_Dataset rows describing interfaces:_
*** Block opens ***

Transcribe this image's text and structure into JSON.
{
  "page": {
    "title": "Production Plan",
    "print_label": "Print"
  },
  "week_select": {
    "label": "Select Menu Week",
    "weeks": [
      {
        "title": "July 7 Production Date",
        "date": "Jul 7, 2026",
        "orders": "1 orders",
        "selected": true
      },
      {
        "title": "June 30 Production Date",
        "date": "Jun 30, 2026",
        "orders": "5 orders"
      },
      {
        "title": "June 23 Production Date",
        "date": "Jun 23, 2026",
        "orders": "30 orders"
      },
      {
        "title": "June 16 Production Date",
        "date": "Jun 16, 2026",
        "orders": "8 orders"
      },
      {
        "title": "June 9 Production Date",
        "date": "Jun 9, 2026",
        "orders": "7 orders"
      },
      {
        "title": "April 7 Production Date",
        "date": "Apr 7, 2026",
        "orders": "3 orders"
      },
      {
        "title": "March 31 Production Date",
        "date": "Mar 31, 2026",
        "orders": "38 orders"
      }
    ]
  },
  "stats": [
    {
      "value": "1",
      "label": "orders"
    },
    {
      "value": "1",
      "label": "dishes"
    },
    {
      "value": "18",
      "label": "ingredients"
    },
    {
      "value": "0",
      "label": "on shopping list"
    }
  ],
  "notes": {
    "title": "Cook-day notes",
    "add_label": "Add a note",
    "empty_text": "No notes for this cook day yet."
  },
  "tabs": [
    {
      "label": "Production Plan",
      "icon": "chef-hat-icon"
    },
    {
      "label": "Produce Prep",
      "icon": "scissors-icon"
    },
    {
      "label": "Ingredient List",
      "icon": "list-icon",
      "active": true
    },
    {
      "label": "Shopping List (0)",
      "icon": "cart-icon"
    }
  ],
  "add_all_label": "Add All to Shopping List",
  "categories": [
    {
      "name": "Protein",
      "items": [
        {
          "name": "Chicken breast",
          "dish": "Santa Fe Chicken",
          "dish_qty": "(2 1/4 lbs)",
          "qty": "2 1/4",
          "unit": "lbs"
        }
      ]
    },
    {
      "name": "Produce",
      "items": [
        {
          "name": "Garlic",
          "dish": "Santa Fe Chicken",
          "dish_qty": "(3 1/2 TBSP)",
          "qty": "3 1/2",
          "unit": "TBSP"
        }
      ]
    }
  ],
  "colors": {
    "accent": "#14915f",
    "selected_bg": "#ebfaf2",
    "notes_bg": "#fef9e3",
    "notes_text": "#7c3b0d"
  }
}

*** Block closes ***

_Task prompt:_
Including any blank lines, repeat the data exactly.

_Output of the task:_
Transcribe this image's text and structure into JSON.
{
  "page": {
    "title": "Production Plan",
    "print_label": "Print"
  },
  "week_select": {
    "label": "Select Menu Week",
    "weeks": [
      {
        "title": "July 7 Production Date",
        "date": "Jul 7, 2026",
        "orders": "1 orders",
        "selected": true
      },
      {
        "title": "June 30 Production Date",
        "date": "Jun 30, 2026",
        "orders": "5 orders"
      },
      {
        "title": "June 23 Production Date",
        "date": "Jun 23, 2026",
        "orders": "30 orders"
      },
      {
        "title": "June 16 Production Date",
        "date": "Jun 16, 2026",
        "orders": "8 orders"
      },
      {
        "title": "June 9 Production Date",
        "date": "Jun 9, 2026",
        "orders": "7 orders"
      },
      {
        "title": "April 7 Production Date",
        "date": "Apr 7, 2026",
        "orders": "3 orders"
      },
      {
        "title": "March 31 Production Date",
        "date": "Mar 31, 2026",
        "orders": "38 orders"
      }
    ]
  },
  "stats": [
    {
      "value": "1",
      "label": "orders"
    },
    {
      "value": "1",
      "label": "dishes"
    },
    {
      "value": "18",
      "label": "ingredients"
    },
    {
      "value": "0",
      "label": "on shopping list"
    }
  ],
  "notes": {
    "title": "Cook-day notes",
    "add_label": "Add a note",
    "empty_text": "No notes for this cook day yet."
  },
  "tabs": [
    {
      "label": "Production Plan",
      "icon": "chef-hat-icon"
    },
    {
      "label": "Produce Prep",
      "icon": "scissors-icon"
    },
    {
      "label": "Ingredient List",
      "icon": "list-icon",
      "active": true
    },
    {
      "label": "Shopping List (0)",
      "icon": "cart-icon"
    }
  ],
  "add_all_label": "Add All to Shopping List",
  "categories": [
    {
      "name": "Protein",
      "items": [
        {
          "name": "Chicken breast",
          "dish": "Santa Fe Chicken",
          "dish_qty": "(2 1/4 lbs)",
          "qty": "2 1/4",
          "unit": "lbs"
        }
      ]
    },
    {
      "name": "Produce",
      "items": [
        {
          "name": "Garlic",
          "dish": "Santa Fe Chicken",
          "dish_qty": "(3 1/2 TBSP)",
          "qty": "3 1/2",
          "unit": "TBSP"
        }
      ]
    }
  ],
  "colors": {
    "accent": "#14915f",
    "selected_bg": "#ebfaf2",
    "notes_bg": "#fef9e3",
    "notes_text": "#7c3b0d"
  }
}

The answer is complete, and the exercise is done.